▶ WHAT YOU ARE ASKED TO DO
Copy every line in the records below that contains the word "voľno".

━━━━━ DATA SHOWN

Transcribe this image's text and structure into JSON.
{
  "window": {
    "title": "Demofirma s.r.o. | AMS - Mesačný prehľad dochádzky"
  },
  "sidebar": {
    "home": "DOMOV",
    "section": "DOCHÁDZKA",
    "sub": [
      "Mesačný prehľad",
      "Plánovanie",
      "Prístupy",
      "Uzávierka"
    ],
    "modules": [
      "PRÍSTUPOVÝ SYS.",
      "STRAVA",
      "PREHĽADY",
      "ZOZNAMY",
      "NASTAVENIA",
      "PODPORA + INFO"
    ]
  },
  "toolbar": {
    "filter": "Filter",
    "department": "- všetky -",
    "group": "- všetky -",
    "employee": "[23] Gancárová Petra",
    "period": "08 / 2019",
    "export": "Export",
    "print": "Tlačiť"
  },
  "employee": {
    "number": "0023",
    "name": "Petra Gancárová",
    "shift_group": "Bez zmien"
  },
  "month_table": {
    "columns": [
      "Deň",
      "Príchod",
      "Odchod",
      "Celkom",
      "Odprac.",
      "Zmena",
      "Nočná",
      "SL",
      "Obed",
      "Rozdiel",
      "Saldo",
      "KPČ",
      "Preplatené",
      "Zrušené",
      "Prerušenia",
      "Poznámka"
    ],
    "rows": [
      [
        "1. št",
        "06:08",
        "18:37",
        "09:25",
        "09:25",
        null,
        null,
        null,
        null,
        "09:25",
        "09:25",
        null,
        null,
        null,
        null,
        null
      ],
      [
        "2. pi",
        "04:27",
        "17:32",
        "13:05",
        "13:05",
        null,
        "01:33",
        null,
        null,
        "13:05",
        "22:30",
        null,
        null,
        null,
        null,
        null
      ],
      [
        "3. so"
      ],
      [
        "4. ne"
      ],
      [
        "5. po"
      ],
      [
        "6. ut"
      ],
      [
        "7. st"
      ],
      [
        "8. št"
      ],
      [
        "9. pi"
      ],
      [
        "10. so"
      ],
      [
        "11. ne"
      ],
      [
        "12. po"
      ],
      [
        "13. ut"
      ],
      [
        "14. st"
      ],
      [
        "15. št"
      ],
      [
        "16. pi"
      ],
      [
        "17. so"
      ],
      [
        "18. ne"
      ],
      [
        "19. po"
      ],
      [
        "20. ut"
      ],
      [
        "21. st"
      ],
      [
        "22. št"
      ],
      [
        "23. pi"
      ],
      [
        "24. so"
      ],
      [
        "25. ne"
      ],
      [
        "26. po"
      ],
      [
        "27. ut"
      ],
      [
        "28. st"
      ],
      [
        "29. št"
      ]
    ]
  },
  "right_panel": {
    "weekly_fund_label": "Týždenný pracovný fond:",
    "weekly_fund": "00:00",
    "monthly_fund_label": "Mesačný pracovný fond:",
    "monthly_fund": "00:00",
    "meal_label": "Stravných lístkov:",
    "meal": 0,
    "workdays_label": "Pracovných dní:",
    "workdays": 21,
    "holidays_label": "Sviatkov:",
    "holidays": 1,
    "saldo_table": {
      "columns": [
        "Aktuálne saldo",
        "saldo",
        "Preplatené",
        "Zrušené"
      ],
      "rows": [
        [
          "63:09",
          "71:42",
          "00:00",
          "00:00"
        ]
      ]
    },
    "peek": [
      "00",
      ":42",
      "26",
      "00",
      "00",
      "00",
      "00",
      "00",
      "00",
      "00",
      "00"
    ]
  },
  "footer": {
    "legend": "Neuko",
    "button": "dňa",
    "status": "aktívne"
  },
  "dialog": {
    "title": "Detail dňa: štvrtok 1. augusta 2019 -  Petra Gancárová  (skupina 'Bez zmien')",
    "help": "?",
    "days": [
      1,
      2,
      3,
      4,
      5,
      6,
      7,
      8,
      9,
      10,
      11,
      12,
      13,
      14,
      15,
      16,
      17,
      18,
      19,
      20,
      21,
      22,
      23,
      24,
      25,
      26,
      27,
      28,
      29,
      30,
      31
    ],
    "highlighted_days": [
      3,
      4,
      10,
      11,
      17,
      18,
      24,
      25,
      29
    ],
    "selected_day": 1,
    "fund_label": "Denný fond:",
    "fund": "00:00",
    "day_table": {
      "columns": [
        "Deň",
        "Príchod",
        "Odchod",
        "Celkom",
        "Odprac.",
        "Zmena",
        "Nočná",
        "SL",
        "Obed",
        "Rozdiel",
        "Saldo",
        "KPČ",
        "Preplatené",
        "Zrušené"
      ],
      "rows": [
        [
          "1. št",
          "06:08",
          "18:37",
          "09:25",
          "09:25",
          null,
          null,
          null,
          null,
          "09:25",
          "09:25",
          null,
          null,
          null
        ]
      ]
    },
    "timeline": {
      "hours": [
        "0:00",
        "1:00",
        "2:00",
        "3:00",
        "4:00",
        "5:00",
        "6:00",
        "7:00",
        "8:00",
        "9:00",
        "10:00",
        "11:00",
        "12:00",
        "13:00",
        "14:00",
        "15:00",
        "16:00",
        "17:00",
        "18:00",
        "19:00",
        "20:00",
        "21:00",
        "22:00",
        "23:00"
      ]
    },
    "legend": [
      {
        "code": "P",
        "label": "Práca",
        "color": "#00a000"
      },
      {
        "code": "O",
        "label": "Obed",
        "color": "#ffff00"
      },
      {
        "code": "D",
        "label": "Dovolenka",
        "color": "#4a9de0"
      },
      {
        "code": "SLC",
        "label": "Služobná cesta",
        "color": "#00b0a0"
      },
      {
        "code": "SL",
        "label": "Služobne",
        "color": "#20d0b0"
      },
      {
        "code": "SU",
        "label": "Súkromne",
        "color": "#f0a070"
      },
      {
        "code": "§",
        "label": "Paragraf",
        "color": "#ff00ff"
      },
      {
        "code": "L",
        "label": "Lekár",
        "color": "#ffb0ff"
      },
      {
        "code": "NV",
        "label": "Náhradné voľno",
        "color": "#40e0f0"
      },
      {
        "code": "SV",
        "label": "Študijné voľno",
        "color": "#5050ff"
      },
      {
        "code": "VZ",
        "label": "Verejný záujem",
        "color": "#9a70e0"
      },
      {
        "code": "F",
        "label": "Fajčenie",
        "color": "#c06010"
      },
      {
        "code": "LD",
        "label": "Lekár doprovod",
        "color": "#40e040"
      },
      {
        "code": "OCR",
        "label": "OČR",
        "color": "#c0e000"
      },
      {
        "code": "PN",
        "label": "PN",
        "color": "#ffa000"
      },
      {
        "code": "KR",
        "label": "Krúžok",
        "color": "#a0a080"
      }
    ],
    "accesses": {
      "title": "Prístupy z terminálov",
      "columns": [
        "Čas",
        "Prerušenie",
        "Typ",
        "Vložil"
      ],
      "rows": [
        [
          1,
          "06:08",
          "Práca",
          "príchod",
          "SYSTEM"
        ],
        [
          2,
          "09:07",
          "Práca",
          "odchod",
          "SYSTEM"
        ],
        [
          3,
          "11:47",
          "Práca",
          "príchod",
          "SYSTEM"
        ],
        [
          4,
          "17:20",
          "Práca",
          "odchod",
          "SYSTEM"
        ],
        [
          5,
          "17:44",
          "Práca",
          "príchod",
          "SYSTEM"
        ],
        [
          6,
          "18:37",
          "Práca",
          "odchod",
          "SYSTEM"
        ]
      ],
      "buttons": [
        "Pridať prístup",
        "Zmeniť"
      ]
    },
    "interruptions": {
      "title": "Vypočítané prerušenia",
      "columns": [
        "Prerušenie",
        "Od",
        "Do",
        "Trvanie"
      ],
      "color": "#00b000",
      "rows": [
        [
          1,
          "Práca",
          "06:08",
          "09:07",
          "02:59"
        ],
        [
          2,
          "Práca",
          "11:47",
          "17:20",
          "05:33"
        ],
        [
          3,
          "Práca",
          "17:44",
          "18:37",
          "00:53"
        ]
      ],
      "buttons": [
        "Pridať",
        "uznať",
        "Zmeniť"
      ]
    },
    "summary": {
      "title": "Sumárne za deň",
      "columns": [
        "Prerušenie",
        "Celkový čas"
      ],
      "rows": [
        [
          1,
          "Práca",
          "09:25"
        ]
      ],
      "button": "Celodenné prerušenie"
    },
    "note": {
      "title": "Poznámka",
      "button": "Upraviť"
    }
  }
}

━━━━━━━━━━

▶ COMPLETE ANSWER
        "label": "Náhradné voľno",
        "label": "Študijné voľno",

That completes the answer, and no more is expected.